◆ What the exercise asks
Can you write the next part of the article on valley fever below, starting right after its last sentence?

◆ Extract to read
--- --- ---

This is the latest in a series of articles on the valley fever epidemic. Click here for previous articles in the series.

Jayden Lugo has had 56 surgeries in her short life.

The 10-year-old from Wasco in California’s Central Valley has brain damage, uses a walker to get around, undergoes therapy once a week and takes three pills every night before she goes to bed.

Jayden was born healthy, but when she was 2 months old she contracted valley fever or coccidioidomycosis, becoming one of an estimated 150,000 adults and children who annually contract the disease prevalent in California and Arizona. What happened next illustrates the impact the disease can have when valley fever is not diagnosed early enough.

“A simple blood test would have prevented all of these. That’s what makes us so mad,” said her mother, Jillian Lugo. “She would have been a totally different kid.”

That blood test is just part of the problem. Public awareness of the signs and symptoms of valley fever is low nationally, even in the Southwest where the disease is common.

Doctors too often diagnose influenza or a bacterial infection and don’t think of valley fever until the disease has progressed and the patient is very sick. And while a blood test would have caught Jayden Lugo’s valley fever earlier, even the available tests are inadequate, because they take too long to produce results.

Public Doesn’t Recognize the Disease

Jayden Lugo was 2 months old in October 2002 when her breathing became labored, she developed a bad cough and her temperature started to rise. Her parents thought she just was coming down with the flu or a cold. “Being at that age, I thought that this was basically her first time getting sick,” Lugo said.

So they didn’t worry.

Jillian Lugo’s response is common. When valley fever strikes, most people fight it off without even developing symptoms. So many people are exposed to the fungal spores in California that, even in the coastal areas where there are relatively few cases, experts estimate that millions of people are infected.

Dr. Steven Larson, a Riverside infectious disease specialist and member of the California Medical Association’s executive committee, said widespread exposure has been documented using skin tests, even in areas outside of California’s Central Valley, which is the valley fever hot spot. This means, for example, “probably more than one half of the population of Orange County that’s lived there more than 10 years will have acquired antibodies to this infection.”

If people do get sick, the symptoms often mimic those of other common illnesses such as a cold or the flu. Public health departments in California do not include valley fever as part of regular awareness campaigns, like those for the influenza virus.

And the disease doesn’t generate intense media coverage, unlike the recent outbreak of fungal meningitis. People don’t think to ask their doctors to test for the disease.

--- --- ---

◆ Dataset extract
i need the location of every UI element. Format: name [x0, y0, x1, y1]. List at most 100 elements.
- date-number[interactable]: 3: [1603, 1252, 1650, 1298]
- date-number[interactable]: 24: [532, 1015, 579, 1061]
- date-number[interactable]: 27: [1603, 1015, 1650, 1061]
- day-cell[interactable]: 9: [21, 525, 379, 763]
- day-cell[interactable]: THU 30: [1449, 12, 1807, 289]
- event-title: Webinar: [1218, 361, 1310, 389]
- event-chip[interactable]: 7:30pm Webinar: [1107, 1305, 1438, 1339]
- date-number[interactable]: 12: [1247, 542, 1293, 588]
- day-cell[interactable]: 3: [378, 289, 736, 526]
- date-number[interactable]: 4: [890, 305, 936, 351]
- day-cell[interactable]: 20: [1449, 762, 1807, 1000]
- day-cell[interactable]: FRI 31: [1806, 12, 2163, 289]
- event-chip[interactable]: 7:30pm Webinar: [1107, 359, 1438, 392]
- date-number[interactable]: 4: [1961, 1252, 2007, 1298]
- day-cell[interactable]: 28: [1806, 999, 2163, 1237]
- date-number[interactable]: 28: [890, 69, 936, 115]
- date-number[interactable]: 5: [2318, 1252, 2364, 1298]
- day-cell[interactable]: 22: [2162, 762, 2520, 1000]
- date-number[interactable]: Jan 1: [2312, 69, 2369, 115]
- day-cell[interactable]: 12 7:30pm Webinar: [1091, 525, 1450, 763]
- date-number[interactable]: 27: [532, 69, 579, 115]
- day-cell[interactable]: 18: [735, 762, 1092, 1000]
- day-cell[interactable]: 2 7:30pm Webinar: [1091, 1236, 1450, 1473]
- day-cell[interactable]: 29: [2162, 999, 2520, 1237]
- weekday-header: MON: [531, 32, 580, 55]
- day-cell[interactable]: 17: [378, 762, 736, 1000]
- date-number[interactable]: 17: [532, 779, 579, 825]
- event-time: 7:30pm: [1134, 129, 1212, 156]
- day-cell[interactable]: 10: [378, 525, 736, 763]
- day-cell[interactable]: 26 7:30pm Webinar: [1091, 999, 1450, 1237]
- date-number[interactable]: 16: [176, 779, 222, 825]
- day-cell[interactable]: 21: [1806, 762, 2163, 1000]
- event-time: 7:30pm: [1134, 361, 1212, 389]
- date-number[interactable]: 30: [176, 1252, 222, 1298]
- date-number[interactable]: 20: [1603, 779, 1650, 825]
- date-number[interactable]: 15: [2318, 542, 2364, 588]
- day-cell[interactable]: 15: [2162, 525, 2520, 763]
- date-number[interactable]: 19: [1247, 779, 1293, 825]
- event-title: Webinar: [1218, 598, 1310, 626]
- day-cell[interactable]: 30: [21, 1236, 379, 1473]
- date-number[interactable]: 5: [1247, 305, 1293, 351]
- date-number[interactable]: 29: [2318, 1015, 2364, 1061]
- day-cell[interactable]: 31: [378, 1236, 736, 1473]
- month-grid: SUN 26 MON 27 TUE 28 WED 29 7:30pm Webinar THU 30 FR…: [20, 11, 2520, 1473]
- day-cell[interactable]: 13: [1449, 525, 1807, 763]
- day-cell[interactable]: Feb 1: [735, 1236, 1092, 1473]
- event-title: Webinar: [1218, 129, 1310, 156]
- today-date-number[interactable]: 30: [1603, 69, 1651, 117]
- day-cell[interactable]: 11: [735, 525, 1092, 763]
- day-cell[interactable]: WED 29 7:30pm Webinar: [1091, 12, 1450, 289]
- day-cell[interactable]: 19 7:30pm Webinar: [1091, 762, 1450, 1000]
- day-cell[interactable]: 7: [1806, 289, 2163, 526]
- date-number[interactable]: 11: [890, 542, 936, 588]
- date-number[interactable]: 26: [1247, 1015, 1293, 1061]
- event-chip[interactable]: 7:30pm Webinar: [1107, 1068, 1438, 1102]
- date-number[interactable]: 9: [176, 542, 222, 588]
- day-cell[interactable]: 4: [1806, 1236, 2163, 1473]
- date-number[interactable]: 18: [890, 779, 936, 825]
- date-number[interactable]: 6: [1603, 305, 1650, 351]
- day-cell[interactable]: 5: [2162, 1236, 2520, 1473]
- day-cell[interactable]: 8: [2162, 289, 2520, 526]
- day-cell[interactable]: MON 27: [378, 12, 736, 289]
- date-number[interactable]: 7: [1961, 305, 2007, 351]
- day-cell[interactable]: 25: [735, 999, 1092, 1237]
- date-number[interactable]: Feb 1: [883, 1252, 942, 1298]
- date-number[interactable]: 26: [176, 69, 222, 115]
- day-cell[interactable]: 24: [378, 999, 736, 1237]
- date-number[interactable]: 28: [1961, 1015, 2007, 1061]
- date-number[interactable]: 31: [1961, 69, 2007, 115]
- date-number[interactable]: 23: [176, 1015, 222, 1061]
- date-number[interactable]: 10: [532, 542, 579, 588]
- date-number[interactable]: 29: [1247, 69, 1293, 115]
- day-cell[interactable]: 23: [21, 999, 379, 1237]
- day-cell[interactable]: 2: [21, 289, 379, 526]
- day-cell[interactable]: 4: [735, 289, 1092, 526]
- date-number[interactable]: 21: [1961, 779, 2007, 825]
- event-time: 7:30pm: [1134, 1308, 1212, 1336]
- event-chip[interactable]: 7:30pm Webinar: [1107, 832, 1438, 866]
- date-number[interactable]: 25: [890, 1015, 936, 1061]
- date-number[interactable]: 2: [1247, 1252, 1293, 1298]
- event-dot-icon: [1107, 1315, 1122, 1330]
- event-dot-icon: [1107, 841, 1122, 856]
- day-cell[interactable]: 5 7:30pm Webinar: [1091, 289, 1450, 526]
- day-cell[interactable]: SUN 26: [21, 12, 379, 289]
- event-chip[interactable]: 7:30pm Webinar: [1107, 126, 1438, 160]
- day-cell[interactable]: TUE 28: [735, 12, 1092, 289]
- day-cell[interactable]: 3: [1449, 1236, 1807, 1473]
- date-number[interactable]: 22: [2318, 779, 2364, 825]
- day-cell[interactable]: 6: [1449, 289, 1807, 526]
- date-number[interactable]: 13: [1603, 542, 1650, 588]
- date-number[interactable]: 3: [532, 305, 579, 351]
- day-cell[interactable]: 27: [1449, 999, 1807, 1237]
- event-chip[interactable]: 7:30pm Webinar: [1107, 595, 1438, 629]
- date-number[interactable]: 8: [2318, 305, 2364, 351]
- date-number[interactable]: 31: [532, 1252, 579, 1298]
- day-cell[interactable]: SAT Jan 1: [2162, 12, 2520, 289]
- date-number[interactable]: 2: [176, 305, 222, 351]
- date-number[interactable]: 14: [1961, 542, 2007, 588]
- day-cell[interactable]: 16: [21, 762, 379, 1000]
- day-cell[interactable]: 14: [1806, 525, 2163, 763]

--- --- ---

◆ Reply to the exercise
When Jayden Lugo came down with flu-like symptoms, the state was in the middle of a spike in valley fever cases unlike anything seen in a decade. In 2000, there were 860 people officially diagnosed with the disease statewide, but by 2002, the number had more than doubled to 1,727.

But state and federal public health officials did not issue any warnings about the disease. The rise in cases wasn’t even mentioned in the news media, according to media databases. Jayden’s parents say they had heard of valley fever when doctors finally diagnosed their daughter with the disease, but they didn’t know much about it.

If someone lives or has traveled in an area where valley fever is common and they suffer from cold or flu symptoms that persist for more than a week, they should visit a doctor and ask about the possibility of a fungal infection, said Dr. David Stevens, a Stanford scientist who has studied valley fever since the early 1970s.

Stevens, president of the California Institute for Medical Research in San Jose, said delays by patients seeking medical treatment are one of the main reasons for the most serious cocci cases. “There’s an education need that’s out there,” he said.

Valley Fever Often Misdiagnosed

When doctors diagnosed Jayden Lugo with pneumonia in October 2002, her mother was worried but hopeful. Pneumonia seemed manageable, short-term. Jayden would get better, she thought. But doctors never tested for valley fever, and so the disease continued to grow and spread throughout her body.

Despite the rise in cases since 2000 — growing to 6,146 in California in 2011 — many doctors aren’t looking for valley fever. The symptoms can present themselves in so many different ways that doctors can suspect rheumatic fever, tuberculosis, even cancer. That is the key reason that physicians can miss the signs, according to public health experts and scientists.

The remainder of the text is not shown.